[Items from a data source]
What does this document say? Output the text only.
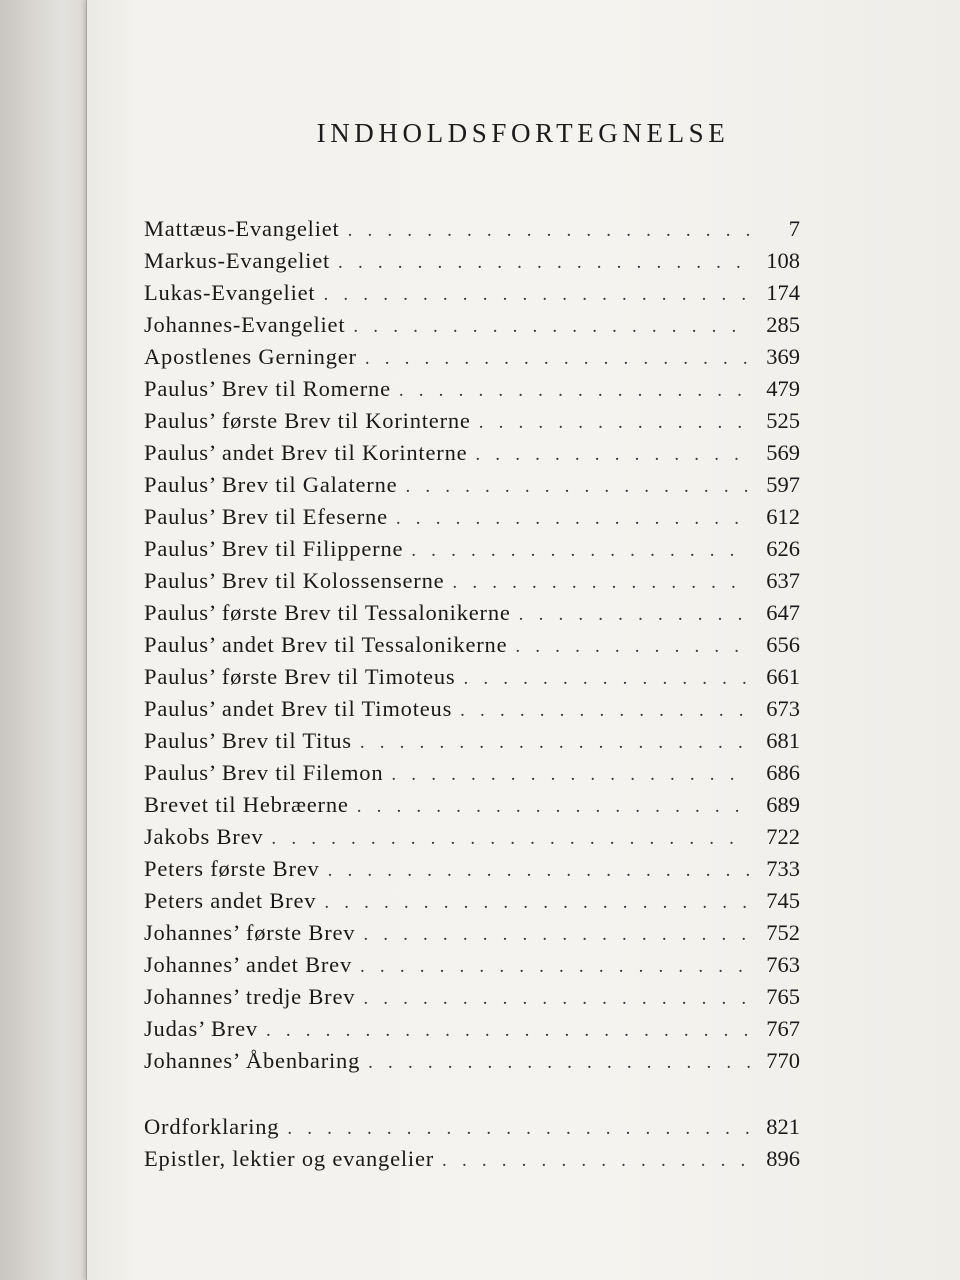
INDHOLDSFORTEGNELSE
Mattæus-Evangeliet . . .	7
Markus-Evangeliet . . .	108
Lukas-Evangeliet . . .	174
Johannes-Evangeliet . . .	285
Apostlenes Gerninger . . .	369
Paulus’ Brev til Romerne . . .	479
Paulus’ første Brev til Korinterne . . .	525
Paulus’ andet Brev til Korinterne . . .	569
Paulus’ Brev til Galaterne . . .	597
Paulus’ Brev til Efeserne . . .	612
Paulus’ Brev til Filipperne . . .	626
Paulus’ Brev til Kolossenserne . . .	637
Paulus’ første Brev til Tessalonikerne . . .	647
Paulus’ andet Brev til Tessalonikerne . . .	656
Paulus’ første Brev til Timoteus . . .	661
Paulus’ andet Brev til Timoteus . . .	673
Paulus’ Brev til Titus . . .	681
Paulus’ Brev til Filemon . . .	686
Brevet til Hebræerne . . .	689
Jakobs Brev . . .	722
Peters første Brev . . .	733
Peters andet Brev . . .	745
Johannes’ første Brev . . .	752
Johannes’ andet Brev . . .	763
Johannes’ tredje Brev . . .	765
Judas’ Brev . . .	767
Johannes’ Åbenbaring . . .	770
Ordforklaring . . .	821
Epistler, lektier og evangelier . . .	896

● **What the task requires**
Repeat each entry exactly as given; no pictures belong in the copy.

● **Output for this exercise**
What does this document say? Output the text only.
INDHOLDSFORTEGNELSE
Mattæus-Evangeliet . . .	7
Markus-Evangeliet . . .	108
Lukas-Evangeliet . . .	174
Johannes-Evangeliet . . .	285
Apostlenes Gerninger . . .	369
Paulus’ Brev til Romerne . . .	479
Paulus’ første Brev til Korinterne . . .	525
Paulus’ andet Brev til Korinterne . . .	569
Paulus’ Brev til Galaterne . . .	597
Paulus’ Brev til Efeserne . . .	612
Paulus’ Brev til Filipperne . . .	626
Paulus’ Brev til Kolossenserne . . .	637
Paulus’ første Brev til Tessalonikerne . . .	647
Paulus’ andet Brev til Tessalonikerne . . .	656
Paulus’ første Brev til Timoteus . . .	661
Paulus’ andet Brev til Timoteus . . .	673
Paulus’ Brev til Titus . . .	681
Paulus’ Brev til Filemon . . .	686
Brevet til Hebræerne . . .	689
Jakobs Brev . . .	722
Peters første Brev . . .	733
Peters andet Brev . . .	745
Johannes’ første Brev . . .	752
Johannes’ andet Brev . . .	763
Johannes’ tredje Brev . . .	765
Judas’ Brev . . .	767
Johannes’ Åbenbaring . . .	770
Ordforklaring . . .	821
Epistler, lektier og evangelier . . .	896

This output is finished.